Extract the complete data exactly as given.

■ Input for this task
- - - - - - -

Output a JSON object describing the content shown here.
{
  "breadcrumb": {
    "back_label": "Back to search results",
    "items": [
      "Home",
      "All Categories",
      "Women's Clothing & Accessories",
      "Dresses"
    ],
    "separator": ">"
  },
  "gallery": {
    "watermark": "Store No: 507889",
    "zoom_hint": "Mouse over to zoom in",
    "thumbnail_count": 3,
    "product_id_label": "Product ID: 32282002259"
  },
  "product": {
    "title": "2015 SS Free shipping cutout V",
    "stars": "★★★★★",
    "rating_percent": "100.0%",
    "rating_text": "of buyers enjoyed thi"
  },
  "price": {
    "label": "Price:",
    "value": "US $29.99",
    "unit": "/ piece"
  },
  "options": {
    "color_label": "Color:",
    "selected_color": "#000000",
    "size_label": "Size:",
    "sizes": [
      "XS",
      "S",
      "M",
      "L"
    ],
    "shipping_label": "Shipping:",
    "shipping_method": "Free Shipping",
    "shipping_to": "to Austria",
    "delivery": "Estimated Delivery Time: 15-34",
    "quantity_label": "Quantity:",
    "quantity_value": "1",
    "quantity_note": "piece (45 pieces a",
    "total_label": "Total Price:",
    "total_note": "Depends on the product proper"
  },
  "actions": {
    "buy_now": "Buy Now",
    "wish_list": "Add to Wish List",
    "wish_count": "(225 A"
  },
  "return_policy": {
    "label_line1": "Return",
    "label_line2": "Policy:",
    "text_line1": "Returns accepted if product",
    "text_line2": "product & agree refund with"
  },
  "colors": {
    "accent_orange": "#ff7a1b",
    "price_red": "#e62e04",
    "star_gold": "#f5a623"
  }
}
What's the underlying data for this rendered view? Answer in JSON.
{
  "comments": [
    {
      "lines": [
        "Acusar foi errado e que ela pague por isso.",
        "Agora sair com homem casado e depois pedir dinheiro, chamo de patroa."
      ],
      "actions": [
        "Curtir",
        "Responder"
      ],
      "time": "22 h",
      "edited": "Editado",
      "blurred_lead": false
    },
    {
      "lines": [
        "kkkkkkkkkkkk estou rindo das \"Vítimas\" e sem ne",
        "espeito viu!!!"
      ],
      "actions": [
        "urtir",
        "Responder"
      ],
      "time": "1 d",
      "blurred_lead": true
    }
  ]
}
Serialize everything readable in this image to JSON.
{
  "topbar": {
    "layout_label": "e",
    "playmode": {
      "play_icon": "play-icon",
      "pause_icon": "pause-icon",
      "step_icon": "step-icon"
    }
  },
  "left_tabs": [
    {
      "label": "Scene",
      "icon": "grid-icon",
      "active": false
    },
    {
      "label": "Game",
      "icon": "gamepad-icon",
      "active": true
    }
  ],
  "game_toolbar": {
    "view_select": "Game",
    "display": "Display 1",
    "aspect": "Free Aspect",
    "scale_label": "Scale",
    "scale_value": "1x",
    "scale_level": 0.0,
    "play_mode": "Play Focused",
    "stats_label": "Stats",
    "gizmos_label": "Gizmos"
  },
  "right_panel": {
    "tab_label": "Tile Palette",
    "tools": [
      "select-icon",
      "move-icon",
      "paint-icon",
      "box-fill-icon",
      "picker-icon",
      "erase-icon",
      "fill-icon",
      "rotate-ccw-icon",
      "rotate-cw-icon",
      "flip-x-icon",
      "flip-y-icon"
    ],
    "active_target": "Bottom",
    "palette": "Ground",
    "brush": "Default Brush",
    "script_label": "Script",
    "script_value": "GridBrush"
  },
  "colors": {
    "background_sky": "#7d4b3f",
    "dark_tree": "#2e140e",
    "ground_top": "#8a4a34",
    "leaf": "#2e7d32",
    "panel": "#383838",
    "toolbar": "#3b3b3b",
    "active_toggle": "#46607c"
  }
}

- - - - - - -

■ Result for this task
Output a JSON object describing the content shown here.
{
  "breadcrumb": {
    "back_label": "Back to search results",
    "items": [
      "Home",
      "All Categories",
      "Women's Clothing & Accessories",
      "Dresses"
    ],
    "separator": ">"
  },
  "gallery": {
    "watermark": "Store No: 507889",
    "zoom_hint": "Mouse over to zoom in",
    "thumbnail_count": 3,
    "product_id_label": "Product ID: 32282002259"
  },
  "product": {
    "title": "2015 SS Free shipping cutout V",
    "stars": "★★★★★",
    "rating_percent": "100.0%",
    "rating_text": "of buyers enjoyed thi"
  },
  "price": {
    "label": "Price:",
    "value": "US $29.99",
    "unit": "/ piece"
  },
  "options": {
    "color_label": "Color:",
    "selected_color": "#000000",
    "size_label": "Size:",
    "sizes": [
      "XS",
      "S",
      "M",
      "L"
    ],
    "shipping_label": "Shipping:",
    "shipping_method": "Free Shipping",
    "shipping_to": "to Austria",
    "delivery": "Estimated Delivery Time: 15-34",
    "quantity_label": "Quantity:",
    "quantity_value": "1",
    "quantity_note": "piece (45 pieces a",
    "total_label": "Total Price:",
    "total_note": "Depends on the product proper"
  },
  "actions": {
    "buy_now": "Buy Now",
    "wish_list": "Add to Wish List",
    "wish_count": "(225 A"
  },
  "return_policy": {
    "label_line1": "Return",
    "label_line2": "Policy:",
    "text_line1": "Returns accepted if product",
    "text_line2": "product & agree refund with"
  },
  "colors": {
    "accent_orange": "#ff7a1b",
    "price_red": "#e62e04",
    "star_gold": "#f5a623"
  }
}
What's the underlying data for this rendered view? Answer in JSON.
{
  "comments": [
    {
      "lines": [
        "Acusar foi errado e que ela pague por isso.",
        "Agora sair com homem casado e depois pedir dinheiro, chamo de patroa."
      ],
      "actions": [
        "Curtir",
        "Responder"
      ],
      "time": "22 h",
      "edited": "Editado",
      "blurred_lead": false
    },
    {
      "lines": [
        "kkkkkkkkkkkk estou rindo das \"Vítimas\" e sem ne",
        "espeito viu!!!"
      ],
      "actions": [
        "urtir",
        "Responder"
      ],
      "time": "1 d",
      "blurred_lead": true
    }
  ]
}
Serialize everything readable in this image to JSON.
{
  "topbar": {
    "layout_label": "e",
    "playmode": {
      "play_icon": "play-icon",
      "pause_icon": "pause-icon",
      "step_icon": "step-icon"
    }
  },
  "left_tabs": [
    {
      "label": "Scene",
      "icon": "grid-icon",
      "active": false
    },
    {
      "label": "Game",
      "icon": "gamepad-icon",
      "active": true
    }
  ],
  "game_toolbar": {
    "view_select": "Game",
    "display": "Display 1",
    "aspect": "Free Aspect",
    "scale_label": "Scale",
    "scale_value": "1x",
    "scale_level": 0.0,
    "play_mode": "Play Focused",
    "stats_label": "Stats",
    "gizmos_label": "Gizmos"
  },
  "right_panel": {
    "tab_label": "Tile Palette",
    "tools": [
      "select-icon",
      "move-icon",
      "paint-icon",
      "box-fill-icon",
      "picker-icon",
      "erase-icon",
      "fill-icon",
      "rotate-ccw-icon",
      "rotate-cw-icon",
      "flip-x-icon",
      "flip-y-icon"
    ],
    "active_target": "Bottom",
    "palette": "Ground",
    "brush": "Default Brush",
    "script_label": "Script",
    "script_value": "GridBrush"
  },
  "colors": {
    "background_sky": "#7d4b3f",
    "dark_tree": "#2e140e",
    "ground_top": "#8a4a34",
    "leaf": "#2e7d32",
    "panel": "#383838",
    "toolbar": "#3b3b3b",
    "active_toggle": "#46607c"
  }
}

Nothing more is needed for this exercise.